Task requirements: In the data that follows, count each line holding the string "JSON"; answer with the number only.

─── Input data ───

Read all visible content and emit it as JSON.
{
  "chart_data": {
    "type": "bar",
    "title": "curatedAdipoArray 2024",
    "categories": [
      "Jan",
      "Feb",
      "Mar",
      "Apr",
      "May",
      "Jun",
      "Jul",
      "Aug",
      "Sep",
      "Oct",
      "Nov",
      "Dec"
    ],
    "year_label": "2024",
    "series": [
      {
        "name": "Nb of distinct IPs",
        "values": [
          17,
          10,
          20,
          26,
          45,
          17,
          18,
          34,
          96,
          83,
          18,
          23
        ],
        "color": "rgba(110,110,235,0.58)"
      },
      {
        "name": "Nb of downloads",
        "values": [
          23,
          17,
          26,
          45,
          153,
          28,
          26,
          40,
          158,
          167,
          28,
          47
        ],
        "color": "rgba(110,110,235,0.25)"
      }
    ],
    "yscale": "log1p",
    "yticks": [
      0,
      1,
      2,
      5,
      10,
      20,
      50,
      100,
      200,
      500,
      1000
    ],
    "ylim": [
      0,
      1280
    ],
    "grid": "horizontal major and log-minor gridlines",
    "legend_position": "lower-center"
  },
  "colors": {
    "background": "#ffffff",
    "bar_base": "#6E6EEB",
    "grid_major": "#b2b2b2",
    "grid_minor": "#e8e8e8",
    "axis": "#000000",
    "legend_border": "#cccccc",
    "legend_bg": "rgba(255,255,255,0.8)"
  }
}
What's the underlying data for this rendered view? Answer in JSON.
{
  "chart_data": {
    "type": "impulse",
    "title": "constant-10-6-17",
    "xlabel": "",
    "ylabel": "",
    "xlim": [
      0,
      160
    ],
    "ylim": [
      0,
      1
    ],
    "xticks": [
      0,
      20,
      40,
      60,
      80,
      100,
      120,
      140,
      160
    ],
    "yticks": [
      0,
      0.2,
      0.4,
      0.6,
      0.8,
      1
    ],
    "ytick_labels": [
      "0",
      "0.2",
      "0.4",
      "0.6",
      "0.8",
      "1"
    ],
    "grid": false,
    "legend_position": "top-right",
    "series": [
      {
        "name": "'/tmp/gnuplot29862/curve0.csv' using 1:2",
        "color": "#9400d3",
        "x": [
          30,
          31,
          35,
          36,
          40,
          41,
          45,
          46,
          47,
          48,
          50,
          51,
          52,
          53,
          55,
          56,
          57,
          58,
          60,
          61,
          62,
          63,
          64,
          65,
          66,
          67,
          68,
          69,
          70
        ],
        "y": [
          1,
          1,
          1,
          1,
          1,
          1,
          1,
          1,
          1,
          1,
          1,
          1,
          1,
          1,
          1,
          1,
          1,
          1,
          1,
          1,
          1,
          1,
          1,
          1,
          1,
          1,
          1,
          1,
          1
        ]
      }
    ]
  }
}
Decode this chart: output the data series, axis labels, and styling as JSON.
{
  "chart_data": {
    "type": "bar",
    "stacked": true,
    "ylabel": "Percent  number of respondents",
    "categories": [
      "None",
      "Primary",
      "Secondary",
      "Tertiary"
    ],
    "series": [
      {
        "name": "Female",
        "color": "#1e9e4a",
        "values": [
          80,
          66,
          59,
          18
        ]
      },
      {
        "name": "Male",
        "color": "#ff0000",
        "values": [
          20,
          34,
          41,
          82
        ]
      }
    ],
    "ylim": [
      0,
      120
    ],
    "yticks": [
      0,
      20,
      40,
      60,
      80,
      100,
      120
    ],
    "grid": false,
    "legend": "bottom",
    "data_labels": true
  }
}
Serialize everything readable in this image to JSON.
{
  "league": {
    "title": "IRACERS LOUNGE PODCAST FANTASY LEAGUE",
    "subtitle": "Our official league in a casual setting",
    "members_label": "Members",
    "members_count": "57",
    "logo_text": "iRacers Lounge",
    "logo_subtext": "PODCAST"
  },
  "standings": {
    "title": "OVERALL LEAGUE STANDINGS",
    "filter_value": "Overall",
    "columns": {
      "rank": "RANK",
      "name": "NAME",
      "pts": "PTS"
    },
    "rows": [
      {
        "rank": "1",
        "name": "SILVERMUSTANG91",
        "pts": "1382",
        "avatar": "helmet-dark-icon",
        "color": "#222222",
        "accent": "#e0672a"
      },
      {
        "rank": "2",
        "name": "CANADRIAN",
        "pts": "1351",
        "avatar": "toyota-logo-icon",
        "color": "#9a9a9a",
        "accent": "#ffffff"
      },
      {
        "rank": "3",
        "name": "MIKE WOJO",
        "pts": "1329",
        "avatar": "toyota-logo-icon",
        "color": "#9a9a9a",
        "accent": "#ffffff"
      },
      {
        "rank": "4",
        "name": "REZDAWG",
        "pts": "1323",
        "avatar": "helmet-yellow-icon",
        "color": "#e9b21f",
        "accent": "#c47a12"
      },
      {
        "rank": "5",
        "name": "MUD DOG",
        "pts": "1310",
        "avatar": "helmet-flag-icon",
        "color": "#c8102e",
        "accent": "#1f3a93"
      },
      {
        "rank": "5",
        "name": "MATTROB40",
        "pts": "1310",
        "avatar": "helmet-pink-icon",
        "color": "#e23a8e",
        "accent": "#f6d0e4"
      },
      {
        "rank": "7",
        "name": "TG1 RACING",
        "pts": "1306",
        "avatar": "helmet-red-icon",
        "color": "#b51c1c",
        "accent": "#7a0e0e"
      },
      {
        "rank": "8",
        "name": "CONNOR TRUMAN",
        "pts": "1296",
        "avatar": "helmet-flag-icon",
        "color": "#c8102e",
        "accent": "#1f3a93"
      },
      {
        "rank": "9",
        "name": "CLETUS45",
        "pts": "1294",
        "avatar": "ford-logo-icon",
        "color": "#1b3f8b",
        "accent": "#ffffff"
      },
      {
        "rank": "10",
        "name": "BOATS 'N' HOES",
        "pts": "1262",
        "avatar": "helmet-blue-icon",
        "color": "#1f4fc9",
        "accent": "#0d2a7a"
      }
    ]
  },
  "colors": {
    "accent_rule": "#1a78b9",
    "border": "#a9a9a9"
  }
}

───

Result: 4